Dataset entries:
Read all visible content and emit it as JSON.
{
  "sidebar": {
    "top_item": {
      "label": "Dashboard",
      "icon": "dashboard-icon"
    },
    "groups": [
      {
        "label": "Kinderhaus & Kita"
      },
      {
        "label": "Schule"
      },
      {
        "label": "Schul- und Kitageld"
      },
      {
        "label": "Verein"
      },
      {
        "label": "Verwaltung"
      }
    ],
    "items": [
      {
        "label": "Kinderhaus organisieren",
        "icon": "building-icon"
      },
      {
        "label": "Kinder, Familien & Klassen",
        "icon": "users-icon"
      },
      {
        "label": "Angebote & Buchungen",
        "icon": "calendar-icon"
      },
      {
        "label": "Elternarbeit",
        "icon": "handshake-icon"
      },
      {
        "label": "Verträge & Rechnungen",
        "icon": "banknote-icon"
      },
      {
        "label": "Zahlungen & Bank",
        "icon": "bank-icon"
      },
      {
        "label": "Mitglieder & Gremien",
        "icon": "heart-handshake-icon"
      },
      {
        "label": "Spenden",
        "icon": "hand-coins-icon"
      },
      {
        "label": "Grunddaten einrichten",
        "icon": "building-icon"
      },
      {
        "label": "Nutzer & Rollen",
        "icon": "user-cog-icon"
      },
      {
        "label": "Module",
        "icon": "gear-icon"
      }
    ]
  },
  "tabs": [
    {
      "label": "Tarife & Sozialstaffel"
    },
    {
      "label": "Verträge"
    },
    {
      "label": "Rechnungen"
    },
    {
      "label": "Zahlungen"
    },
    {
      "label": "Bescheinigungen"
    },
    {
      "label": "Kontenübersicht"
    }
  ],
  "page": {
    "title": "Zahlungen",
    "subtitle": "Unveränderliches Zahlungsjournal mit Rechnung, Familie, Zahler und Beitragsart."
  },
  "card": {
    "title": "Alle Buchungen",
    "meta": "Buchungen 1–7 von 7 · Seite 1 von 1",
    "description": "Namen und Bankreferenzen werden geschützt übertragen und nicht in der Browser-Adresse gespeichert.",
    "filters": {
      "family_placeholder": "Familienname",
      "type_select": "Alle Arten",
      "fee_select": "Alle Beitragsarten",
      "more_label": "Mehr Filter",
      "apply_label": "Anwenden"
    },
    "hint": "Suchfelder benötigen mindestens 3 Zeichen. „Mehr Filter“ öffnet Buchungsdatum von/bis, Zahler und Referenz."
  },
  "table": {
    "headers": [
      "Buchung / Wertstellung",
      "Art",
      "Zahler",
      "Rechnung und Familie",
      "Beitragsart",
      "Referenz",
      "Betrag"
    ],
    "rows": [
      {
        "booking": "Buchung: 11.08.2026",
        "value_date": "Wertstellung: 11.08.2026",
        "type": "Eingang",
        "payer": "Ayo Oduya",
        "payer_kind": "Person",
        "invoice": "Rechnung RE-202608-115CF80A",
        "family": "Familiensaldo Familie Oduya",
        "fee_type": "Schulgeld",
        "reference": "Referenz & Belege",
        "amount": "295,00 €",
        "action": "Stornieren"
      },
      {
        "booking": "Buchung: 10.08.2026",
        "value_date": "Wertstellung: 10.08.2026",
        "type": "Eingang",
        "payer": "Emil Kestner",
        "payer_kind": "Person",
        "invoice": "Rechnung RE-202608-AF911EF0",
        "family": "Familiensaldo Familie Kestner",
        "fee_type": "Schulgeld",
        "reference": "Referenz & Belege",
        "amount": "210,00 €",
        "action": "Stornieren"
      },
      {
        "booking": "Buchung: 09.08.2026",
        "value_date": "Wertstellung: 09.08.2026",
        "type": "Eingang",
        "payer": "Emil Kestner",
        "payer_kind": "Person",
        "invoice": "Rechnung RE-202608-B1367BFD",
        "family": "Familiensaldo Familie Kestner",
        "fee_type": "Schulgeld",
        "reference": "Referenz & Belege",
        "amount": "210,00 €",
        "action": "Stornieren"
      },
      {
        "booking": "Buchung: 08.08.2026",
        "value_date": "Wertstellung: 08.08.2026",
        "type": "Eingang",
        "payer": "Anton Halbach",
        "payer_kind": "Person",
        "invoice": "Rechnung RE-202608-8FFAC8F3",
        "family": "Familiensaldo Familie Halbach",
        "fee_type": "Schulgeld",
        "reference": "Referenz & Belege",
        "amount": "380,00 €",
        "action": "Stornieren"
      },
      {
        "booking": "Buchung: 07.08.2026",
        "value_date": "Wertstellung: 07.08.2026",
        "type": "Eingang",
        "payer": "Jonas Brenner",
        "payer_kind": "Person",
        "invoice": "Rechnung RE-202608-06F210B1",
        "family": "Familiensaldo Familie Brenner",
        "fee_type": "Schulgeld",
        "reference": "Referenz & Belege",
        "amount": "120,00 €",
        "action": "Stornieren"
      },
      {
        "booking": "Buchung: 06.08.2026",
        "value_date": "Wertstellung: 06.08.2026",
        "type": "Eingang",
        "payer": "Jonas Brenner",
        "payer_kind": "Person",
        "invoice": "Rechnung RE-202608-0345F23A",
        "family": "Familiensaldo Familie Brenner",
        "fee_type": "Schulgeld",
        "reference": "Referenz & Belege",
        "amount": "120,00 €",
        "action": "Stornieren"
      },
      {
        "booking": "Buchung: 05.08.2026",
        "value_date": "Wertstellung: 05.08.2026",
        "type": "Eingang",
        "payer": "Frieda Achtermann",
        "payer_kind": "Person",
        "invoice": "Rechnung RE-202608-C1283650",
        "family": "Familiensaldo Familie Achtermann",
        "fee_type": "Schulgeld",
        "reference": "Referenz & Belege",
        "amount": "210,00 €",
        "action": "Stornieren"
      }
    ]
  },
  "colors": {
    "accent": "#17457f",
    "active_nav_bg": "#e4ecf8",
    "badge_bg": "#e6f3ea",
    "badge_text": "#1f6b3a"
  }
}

GIVEN TASK:
Extract all lines as given.

SOLUTION FOR THIS EXERCISE:
Read all visible content and emit it as JSON.
{
  "sidebar": {
    "top_item": {
      "label": "Dashboard",
      "icon": "dashboard-icon"
    },
    "groups": [
      {
        "label": "Kinderhaus & Kita"
      },
      {
        "label": "Schule"
      },
      {
        "label": "Schul- und Kitageld"
      },
      {
        "label": "Verein"
      },
      {
        "label": "Verwaltung"
      }
    ],
    "items": [
      {
        "label": "Kinderhaus organisieren",
        "icon": "building-icon"
      },
      {
        "label": "Kinder, Familien & Klassen",
        "icon": "users-icon"
      },
      {
        "label": "Angebote & Buchungen",
        "icon": "calendar-icon"
      },
      {
        "label": "Elternarbeit",
        "icon": "handshake-icon"
      },
      {
        "label": "Verträge & Rechnungen",
        "icon": "banknote-icon"
      },
      {
        "label": "Zahlungen & Bank",
        "icon": "bank-icon"
      },
      {
        "label": "Mitglieder & Gremien",
        "icon": "heart-handshake-icon"
      },
      {
        "label": "Spenden",
        "icon": "hand-coins-icon"
      },
      {
        "label": "Grunddaten einrichten",
        "icon": "building-icon"
      },
      {
        "label": "Nutzer & Rollen",
        "icon": "user-cog-icon"
      },
      {
        "label": "Module",
        "icon": "gear-icon"
      }
    ]
  },
  "tabs": [
    {
      "label": "Tarife & Sozialstaffel"
    },
    {
      "label": "Verträge"
    },
    {
      "label": "Rechnungen"
    },
    {
      "label": "Zahlungen"
    },
    {
      "label": "Bescheinigungen"
    },
    {
      "label": "Kontenübersicht"
    }
  ],
  "page": {
    "title": "Zahlungen",
    "subtitle": "Unveränderliches Zahlungsjournal mit Rechnung, Familie, Zahler und Beitragsart."
  },
  "card": {
    "title": "Alle Buchungen",
    "meta": "Buchungen 1–7 von 7 · Seite 1 von 1",
    "description": "Namen und Bankreferenzen werden geschützt übertragen und nicht in der Browser-Adresse gespeichert.",
    "filters": {
      "family_placeholder": "Familienname",
      "type_select": "Alle Arten",
      "fee_select": "Alle Beitragsarten",
      "more_label": "Mehr Filter",
      "apply_label": "Anwenden"
    },
    "hint": "Suchfelder benötigen mindestens 3 Zeichen. „Mehr Filter“ öffnet Buchungsdatum von/bis, Zahler und Referenz."
  },
  "table": {
    "headers": [
      "Buchung / Wertstellung",
      "Art",
      "Zahler",
      "Rechnung und Familie",
      "Beitragsart",
      "Referenz",
      "Betrag"
    ],
    "rows": [
      {
        "booking": "Buchung: 11.08.2026",
        "value_date": "Wertstellung: 11.08.2026",
        "type": "Eingang",
        "payer": "Ayo Oduya",
        "payer_kind": "Person",
        "invoice": "Rechnung RE-202608-115CF80A",
        "family": "Familiensaldo Familie Oduya",
        "fee_type": "Schulgeld",
        "reference": "Referenz & Belege",
        "amount": "295,00 €",
        "action": "Stornieren"
      },
      {
        "booking": "Buchung: 10.08.2026",
        "value_date": "Wertstellung: 10.08.2026",
        "type": "Eingang",
        "payer": "Emil Kestner",
        "payer_kind": "Person",
        "invoice": "Rechnung RE-202608-AF911EF0",
        "family": "Familiensaldo Familie Kestner",
        "fee_type": "Schulgeld",
        "reference": "Referenz & Belege",
        "amount": "210,00 €",
        "action": "Stornieren"
      },
      {
        "booking": "Buchung: 09.08.2026",
        "value_date": "Wertstellung: 09.08.2026",
        "type": "Eingang",
        "payer": "Emil Kestner",
        "payer_kind": "Person",
        "invoice": "Rechnung RE-202608-B1367BFD",
        "family": "Familiensaldo Familie Kestner",
        "fee_type": "Schulgeld",
        "reference": "Referenz & Belege",
        "amount": "210,00 €",
        "action": "Stornieren"
      },
      {
        "booking": "Buchung: 08.08.2026",
        "value_date": "Wertstellung: 08.08.2026",
        "type": "Eingang",
        "payer": "Anton Halbach",
        "payer_kind": "Person",
        "invoice": "Rechnung RE-202608-8FFAC8F3",
        "family": "Familiensaldo Familie Halbach",
        "fee_type": "Schulgeld",
        "reference": "Referenz & Belege",
        "amount": "380,00 €",
        "action": "Stornieren"
      },
      {
        "booking": "Buchung: 07.08.2026",
        "value_date": "Wertstellung: 07.08.2026",
        "type": "Eingang",
        "payer": "Jonas Brenner",
        "payer_kind": "Person",
        "invoice": "Rechnung RE-202608-06F210B1",
        "family": "Familiensaldo Familie Brenner",
        "fee_type": "Schulgeld",
        "reference": "Referenz & Belege",
        "amount": "120,00 €",
        "action": "Stornieren"
      },
      {
        "booking": "Buchung: 06.08.2026",
        "value_date": "Wertstellung: 06.08.2026",
        "type": "Eingang",
        "payer": "Jonas Brenner",
        "payer_kind": "Person",
        "invoice": "Rechnung RE-202608-0345F23A",
        "family": "Familiensaldo Familie Brenner",
        "fee_type": "Schulgeld",
        "reference": "Referenz & Belege",
        "amount": "120,00 €",
        "action": "Stornieren"
      },
      {
        "booking": "Buchung: 05.08.2026",
        "value_date": "Wertstellung: 05.08.2026",
        "type": "Eingang",
        "payer": "Frieda Achtermann",
        "payer_kind": "Person",
        "invoice": "Rechnung RE-202608-C1283650",
        "family": "Familiensaldo Familie Achtermann",
        "fee_type": "Schulgeld",
        "reference": "Referenz & Belege",
        "amount": "210,00 €",
        "action": "Stornieren"
      }
    ]
  },
  "colors": {
    "accent": "#17457f",
    "active_nav_bg": "#e4ecf8",
    "badge_bg": "#e6f3ea",
    "badge_text": "#1f6b3a"
  }
}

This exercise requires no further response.